Verilen görev 1: TOKİ ilanlarıyla ilgili yazıda, yazar her sabah gazeteleri okumaya en az ne kadar zaman ayırdığını söylüyor?
Verilen görev 2: TOKİ ilanlarıyla ilgili yazıda "İktidar, kendi yandaş" sözlerinden "Törkiş lira dolaylarındadır." sözlerine kadar olan her şeyi hiç değiştirmeden tekrar yaz.
Verilen görev 3: TOKİ ilanlarıyla ilgili yazının bittiği yerden devam edip sonraki bölümü yaz.

Okunacak metin:
——

Sevgili okuyucularım, sabah ilk iş olarak bazı gazeteciler
bütün gazeteleri ayrıntılı bir biçimde okur, bazıları ise birkaç
gazeteye şöyle bir bakmakla yetinir. Ben her sabah en az iki saatimi
gazeteleri dikkatle okuyarak geçiririm.
Dün sabah yine görevimin başındayım! Okudukça şaşkınlığım arttı. Çoğunda TOKİ ilanlarını gördüm. Önce dikkatimi çekmedi.
Fakat hangi yandaş-iktidar destekçisi gazeteyi açsam karşımda aynı ilan! Bir değil, üç değil, beş değil!
Her biri tam sayfa. İlanların tamamı daha çok dikkat çeken ve okunan sağdaki sayfalara
konulmuş. İlanın yukarısında Tayyip ve elemanlarının fotoğrafları var.
Başlık şöyle:
“TOKİ bir milyon konut hedefine emin adımlarla ilerliyor.”
Bu kamu kuruluşunun ticari ilanında Tayyip’e, TOKİ Başkanı’na vesaireye övgüler
düzülüyor. Devlet parasıyla siyasi atraksiyon yapılıyor.
* * *
Şimdi bakalım bu tam sayfa paralı ilanların hangi yandaş gazetelerde yayınlandığına:
Hürriyet, Zaman, Yeni Şafak, Star, Taraf, Akşam, Sabah, Milliyet, Habertürk, Akit, Bugün, Posta, Türkiye…
Bildiğimiz iki yandaş daha var, onlarda yoktu. Belki bugün yayınlanır!
Peki bu paralı ilan hükümet karşıtı herhangi bir gazetede yer almış mıydı?
Elbette ki almamıştı!
İktidar, kendi yandaş gazetelerine bir kıyak daha yapmış ve onlara bol kepçe ilan parası
vermiş. Bu 13 gazeteye dünkü ilanlar için TOKİ acaba toplam kaç para ödedi?
Bunlar milletimizden gizlenemez.
Tahminime göre bu iş için TOKİ’nin ödediği para 500 bin Törkiş lira dolaylarındadır.
Eğer değilse, kesin rakamı açıklamaları gerekir.
TOKİ’nin görevleri arasında yandaş beslemek var mıdır?.. Çünkü ilan baştan aşağı
hükümet propagandası.

——

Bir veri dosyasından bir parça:
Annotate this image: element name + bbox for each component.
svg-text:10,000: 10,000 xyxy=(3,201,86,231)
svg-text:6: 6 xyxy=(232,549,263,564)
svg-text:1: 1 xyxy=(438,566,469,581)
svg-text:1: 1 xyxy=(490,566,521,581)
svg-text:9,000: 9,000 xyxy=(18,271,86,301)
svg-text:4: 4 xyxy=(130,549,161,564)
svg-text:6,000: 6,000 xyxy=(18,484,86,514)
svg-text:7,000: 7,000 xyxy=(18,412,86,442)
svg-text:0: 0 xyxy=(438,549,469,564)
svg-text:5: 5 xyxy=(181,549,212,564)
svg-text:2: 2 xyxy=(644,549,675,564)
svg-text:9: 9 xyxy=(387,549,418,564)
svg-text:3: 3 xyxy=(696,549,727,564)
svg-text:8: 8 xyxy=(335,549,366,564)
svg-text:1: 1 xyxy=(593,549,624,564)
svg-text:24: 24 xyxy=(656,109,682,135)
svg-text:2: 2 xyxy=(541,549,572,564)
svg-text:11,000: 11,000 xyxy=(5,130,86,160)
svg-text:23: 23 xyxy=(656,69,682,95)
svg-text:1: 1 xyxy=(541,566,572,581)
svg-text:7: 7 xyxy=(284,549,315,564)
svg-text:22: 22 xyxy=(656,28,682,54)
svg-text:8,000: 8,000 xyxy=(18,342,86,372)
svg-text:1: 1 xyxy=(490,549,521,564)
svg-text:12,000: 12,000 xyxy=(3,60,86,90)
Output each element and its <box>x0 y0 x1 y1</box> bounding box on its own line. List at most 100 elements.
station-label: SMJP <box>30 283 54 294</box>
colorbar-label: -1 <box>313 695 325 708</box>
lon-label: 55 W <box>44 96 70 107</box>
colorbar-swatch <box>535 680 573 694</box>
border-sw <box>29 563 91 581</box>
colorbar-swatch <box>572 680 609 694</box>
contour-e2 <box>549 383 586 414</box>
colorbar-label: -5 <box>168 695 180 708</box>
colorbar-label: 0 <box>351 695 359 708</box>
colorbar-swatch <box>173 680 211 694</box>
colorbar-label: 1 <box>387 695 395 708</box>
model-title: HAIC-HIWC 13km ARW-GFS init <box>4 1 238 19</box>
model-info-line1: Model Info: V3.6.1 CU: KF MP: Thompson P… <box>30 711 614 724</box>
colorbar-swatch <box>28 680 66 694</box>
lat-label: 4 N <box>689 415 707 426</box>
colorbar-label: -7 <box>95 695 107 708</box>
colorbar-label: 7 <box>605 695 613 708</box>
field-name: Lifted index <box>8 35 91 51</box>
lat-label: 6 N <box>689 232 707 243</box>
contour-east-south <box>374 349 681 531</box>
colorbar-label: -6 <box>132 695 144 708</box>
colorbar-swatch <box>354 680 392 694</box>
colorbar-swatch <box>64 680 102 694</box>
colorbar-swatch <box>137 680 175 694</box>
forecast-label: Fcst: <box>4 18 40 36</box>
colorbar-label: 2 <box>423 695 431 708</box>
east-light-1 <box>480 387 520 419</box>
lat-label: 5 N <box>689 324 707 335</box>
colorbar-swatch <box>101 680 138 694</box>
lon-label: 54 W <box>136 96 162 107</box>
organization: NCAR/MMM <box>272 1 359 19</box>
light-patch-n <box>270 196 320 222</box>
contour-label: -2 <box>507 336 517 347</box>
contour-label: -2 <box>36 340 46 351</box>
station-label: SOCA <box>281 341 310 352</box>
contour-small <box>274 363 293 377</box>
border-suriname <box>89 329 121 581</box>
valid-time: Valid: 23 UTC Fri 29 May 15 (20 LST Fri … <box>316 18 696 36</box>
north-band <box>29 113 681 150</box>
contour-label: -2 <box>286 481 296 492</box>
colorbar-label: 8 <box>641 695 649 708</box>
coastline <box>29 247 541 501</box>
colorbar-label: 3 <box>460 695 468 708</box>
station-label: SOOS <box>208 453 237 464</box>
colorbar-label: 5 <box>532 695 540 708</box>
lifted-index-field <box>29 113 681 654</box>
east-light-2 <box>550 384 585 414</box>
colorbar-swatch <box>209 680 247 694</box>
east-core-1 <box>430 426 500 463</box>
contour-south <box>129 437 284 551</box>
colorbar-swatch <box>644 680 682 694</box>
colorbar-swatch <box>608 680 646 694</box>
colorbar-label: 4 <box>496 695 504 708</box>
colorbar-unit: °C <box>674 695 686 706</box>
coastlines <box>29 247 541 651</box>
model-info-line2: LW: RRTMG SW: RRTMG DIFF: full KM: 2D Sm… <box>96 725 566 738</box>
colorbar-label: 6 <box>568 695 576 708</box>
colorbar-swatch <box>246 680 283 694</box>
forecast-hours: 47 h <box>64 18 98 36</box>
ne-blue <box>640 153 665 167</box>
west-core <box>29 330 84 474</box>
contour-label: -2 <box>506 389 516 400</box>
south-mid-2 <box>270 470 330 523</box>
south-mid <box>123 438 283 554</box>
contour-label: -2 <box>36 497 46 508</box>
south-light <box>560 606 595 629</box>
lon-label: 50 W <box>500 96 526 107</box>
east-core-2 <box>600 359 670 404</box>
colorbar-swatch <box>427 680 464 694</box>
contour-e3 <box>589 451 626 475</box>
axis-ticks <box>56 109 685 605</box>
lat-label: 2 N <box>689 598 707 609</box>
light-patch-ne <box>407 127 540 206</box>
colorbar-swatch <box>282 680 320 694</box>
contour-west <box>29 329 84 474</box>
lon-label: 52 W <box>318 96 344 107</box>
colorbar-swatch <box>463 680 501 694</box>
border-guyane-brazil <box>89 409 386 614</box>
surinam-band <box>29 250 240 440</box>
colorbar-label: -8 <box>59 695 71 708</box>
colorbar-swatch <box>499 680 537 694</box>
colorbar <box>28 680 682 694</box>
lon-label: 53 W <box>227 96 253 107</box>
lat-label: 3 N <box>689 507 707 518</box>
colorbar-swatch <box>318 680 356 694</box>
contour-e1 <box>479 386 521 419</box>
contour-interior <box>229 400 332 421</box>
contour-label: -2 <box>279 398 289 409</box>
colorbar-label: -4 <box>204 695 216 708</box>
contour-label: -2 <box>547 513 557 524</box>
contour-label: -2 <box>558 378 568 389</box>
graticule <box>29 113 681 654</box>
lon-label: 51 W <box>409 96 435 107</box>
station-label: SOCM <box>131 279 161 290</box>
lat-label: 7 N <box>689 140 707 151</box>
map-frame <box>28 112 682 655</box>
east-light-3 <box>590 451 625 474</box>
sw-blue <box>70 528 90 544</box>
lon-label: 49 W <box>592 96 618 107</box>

——

Beklenen cevap 1: En az iki saat.

Beklenen cevap 2:
İktidar, kendi yandaş gazetelerine bir kıyak daha yapmış ve onlara bol kepçe ilan parası
vermiş. Bu 13 gazeteye dünkü ilanlar için TOKİ acaba toplam kaç para ödedi?
Bunlar milletimizden gizlenemez.
Tahminime göre bu iş için TOKİ’nin ödediği para 500 bin Törkiş lira dolaylarındadır.

Beklenen cevap 3:
Devlet parasının hangi gerekçeyle yandaşlara hortumlandığını bilmek herkesin hakkıdır.
* * *
Devlet eliyle, devlet parasıyla yandaş zengin etmenin sihirli
formüllerinden biri de işte budur. Onlara açıktan veremediğiniz
paracıkları bu gibi yollarla, ilanlar falan vererek, işin yanından
dolanarak ödersiniz. CHP bu konuyu mutlaka ülke gündemine getirmelidir.
Soru
önergeleri vermeli, konuyu Meclis kürsüsüne taşıyıp üzerine gitmelidir.
Bu uygulamaların hesabı ciddi bir biçimde sorulmazsa neyin hesabı sorulacaktır?
Görelim bakalım hükümet ve TOKİ neyin arkasına sığınacak, nasıl bir mazeret uydurmaya kalkışacaktır!
Haşim nikah tanığı
Sevgili okuyucularım, yine dünkü gazetelerden devam ediyorum. Dün
sabah gazetelerde yer alan fotoğraflı haberi görünce şaşırdım dersem,
yalan olur. Hiç şaşırmadım.
Sanayi Bakanı’nın kızıyla bir AKP Manisa milletvekilinin oğlu Ankara’da evlenmişler.
Nikah tanıkları:
Aralarında kara kedi dolaşan, uzun süredir küs duran Abdullah-Tayyip ikilisi, TBMM
Başkanı Cemil Çiçek ve suikast mağduru (!), “Şeyini şey ettiğimin şeyi”, dağa çıkmaktan son anda vazgeçen Bülent!
Ama bu dört kişi yetmemiş, bu muhteşem dörtlünün arasında çok değerli bir tanık daha var:
Anayasa Mahkemesi Başkanı Haşim Kılıç.
Bir ülkede herhangi bir kimse Anayasa Mahkemesi Başkanı ise ondan
genellikle “Hukukçu” diye söz edilir! Oysa bizimki hukukçu değil.
Başında bulunduğu Mahkeme,Yüce Divan olarak ceza yargılaması yapıyor,
duruşmaları bizim Haşim yönetiyor, sanığın veya sanıkların ceza
almasına, ya da beraat etmesine karar veriyor.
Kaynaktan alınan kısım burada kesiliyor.